* **Data records**
=======

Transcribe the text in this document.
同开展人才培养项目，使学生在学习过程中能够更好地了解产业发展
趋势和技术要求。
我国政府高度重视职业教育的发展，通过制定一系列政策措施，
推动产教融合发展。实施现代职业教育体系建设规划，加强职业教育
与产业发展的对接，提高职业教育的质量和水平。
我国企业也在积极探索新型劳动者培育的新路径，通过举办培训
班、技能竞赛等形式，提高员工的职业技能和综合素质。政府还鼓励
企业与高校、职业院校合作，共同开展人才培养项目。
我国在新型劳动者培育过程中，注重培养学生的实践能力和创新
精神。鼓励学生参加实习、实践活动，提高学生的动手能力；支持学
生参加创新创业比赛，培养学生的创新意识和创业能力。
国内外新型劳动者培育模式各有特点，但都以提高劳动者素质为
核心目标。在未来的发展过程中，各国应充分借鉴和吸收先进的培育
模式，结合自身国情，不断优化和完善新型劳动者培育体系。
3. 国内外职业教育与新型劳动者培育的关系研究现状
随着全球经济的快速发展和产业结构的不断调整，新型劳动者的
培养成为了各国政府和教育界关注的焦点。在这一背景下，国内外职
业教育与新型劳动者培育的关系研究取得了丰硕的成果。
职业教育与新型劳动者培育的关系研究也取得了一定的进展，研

=======

* **JOB**
Repeat every line of the material exactly as given.

* **WRITTEN SOLUTION**
Transcribe the text in this document.
同开展人才培养项目，使学生在学习过程中能够更好地了解产业发展
趋势和技术要求。
我国政府高度重视职业教育的发展，通过制定一系列政策措施，
推动产教融合发展。实施现代职业教育体系建设规划，加强职业教育
与产业发展的对接，提高职业教育的质量和水平。
我国企业也在积极探索新型劳动者培育的新路径，通过举办培训
班、技能竞赛等形式，提高员工的职业技能和综合素质。政府还鼓励
企业与高校、职业院校合作，共同开展人才培养项目。
我国在新型劳动者培育过程中，注重培养学生的实践能力和创新
精神。鼓励学生参加实习、实践活动，提高学生的动手能力；支持学
生参加创新创业比赛，培养学生的创新意识和创业能力。
国内外新型劳动者培育模式各有特点，但都以提高劳动者素质为
核心目标。在未来的发展过程中，各国应充分借鉴和吸收先进的培育
模式，结合自身国情，不断优化和完善新型劳动者培育体系。
3. 国内外职业教育与新型劳动者培育的关系研究现状
随着全球经济的快速发展和产业结构的不断调整，新型劳动者的
培养成为了各国政府和教育界关注的焦点。在这一背景下，国内外职
业教育与新型劳动者培育的关系研究取得了丰硕的成果。
职业教育与新型劳动者培育的关系研究也取得了一定的进展，研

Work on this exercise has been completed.